• _EXERCISE BRIEF_
Find each line with the string "work" and report it.

• _GIVEN RECORDS_
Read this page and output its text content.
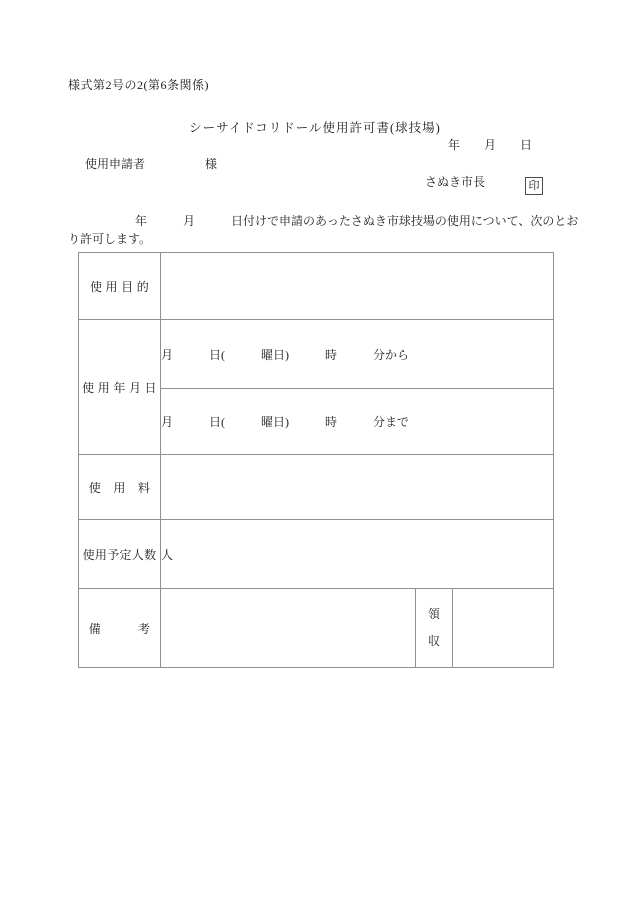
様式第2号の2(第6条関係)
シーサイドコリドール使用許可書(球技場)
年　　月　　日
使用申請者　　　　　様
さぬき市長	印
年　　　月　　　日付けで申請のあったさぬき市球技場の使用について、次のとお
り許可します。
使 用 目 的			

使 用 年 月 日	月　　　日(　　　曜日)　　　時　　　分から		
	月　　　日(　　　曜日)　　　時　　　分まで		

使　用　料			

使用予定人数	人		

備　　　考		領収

* * *

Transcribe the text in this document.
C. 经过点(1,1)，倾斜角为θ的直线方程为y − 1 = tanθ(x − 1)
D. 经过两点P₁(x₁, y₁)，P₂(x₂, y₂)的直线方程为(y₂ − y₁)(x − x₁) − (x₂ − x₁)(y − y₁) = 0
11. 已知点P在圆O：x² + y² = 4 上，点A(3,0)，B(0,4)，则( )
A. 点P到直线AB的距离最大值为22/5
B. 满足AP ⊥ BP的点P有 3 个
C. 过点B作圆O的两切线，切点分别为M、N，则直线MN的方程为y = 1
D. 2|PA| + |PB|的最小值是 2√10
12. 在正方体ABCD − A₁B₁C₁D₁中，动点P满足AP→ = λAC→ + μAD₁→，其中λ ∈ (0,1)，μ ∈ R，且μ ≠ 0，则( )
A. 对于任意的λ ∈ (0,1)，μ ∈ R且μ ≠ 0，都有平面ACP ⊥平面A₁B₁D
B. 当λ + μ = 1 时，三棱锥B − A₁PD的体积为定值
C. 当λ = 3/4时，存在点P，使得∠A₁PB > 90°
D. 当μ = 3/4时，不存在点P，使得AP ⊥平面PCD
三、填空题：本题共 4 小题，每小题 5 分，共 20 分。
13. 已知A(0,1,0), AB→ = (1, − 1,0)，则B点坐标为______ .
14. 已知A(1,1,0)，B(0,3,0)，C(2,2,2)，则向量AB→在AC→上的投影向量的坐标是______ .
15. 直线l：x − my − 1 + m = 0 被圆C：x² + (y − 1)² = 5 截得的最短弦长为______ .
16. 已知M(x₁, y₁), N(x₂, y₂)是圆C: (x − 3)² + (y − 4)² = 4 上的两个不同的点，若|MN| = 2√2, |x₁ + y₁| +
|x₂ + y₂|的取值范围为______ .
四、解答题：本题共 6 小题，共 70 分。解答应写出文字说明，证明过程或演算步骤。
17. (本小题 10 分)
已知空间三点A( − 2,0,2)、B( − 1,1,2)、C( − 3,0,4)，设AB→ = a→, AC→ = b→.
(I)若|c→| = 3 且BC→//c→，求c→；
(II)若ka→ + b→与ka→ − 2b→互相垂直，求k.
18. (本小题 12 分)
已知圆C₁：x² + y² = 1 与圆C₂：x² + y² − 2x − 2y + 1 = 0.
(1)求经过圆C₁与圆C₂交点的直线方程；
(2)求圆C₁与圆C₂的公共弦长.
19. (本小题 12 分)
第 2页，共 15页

* * *

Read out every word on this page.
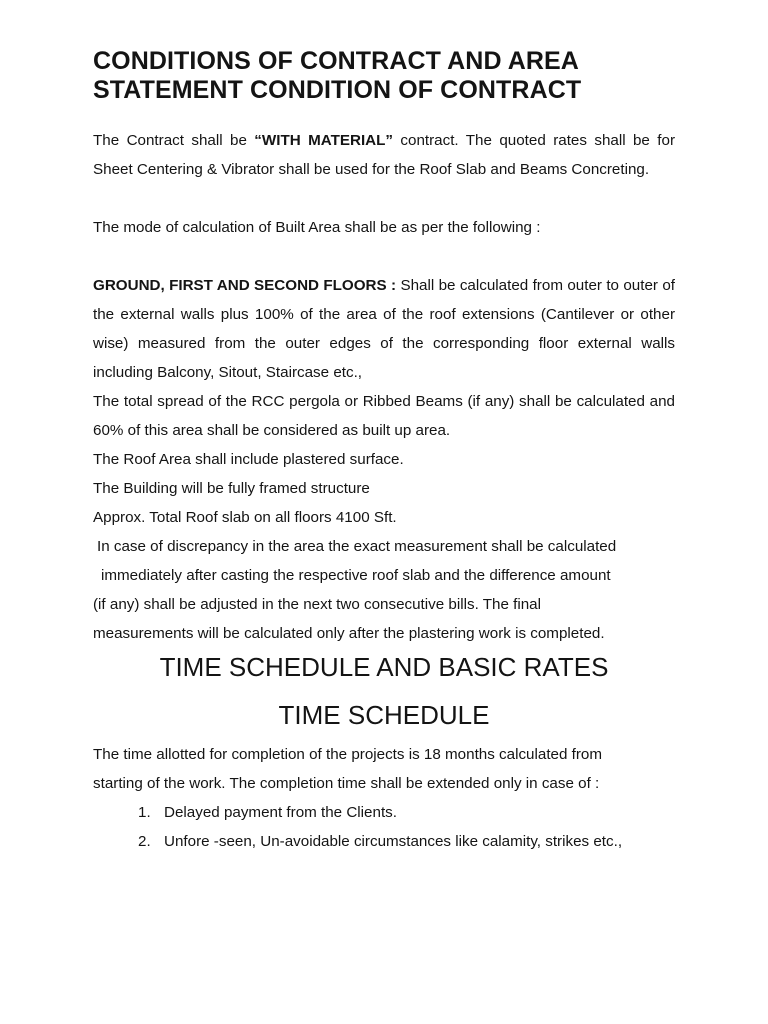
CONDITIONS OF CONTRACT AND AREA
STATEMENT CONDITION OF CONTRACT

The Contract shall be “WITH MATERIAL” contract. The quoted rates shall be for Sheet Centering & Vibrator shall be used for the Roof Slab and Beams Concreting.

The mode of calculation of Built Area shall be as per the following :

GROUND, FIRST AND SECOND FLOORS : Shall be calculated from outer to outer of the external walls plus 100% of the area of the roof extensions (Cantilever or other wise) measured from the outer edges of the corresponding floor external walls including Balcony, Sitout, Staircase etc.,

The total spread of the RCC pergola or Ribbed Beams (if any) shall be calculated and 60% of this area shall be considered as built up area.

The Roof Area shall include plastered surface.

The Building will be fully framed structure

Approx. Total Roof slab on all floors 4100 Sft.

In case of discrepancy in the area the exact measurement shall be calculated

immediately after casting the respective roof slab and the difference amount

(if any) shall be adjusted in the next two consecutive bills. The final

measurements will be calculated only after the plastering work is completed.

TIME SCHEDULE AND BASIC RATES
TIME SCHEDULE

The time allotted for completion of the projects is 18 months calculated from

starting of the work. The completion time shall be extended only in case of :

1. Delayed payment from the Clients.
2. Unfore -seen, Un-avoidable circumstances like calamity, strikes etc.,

• _ANSWER FOR THIS EXERCISE_
measurements will be calculated only after the plastering work is completed.
starting of the work. The completion time shall be extended only in case of :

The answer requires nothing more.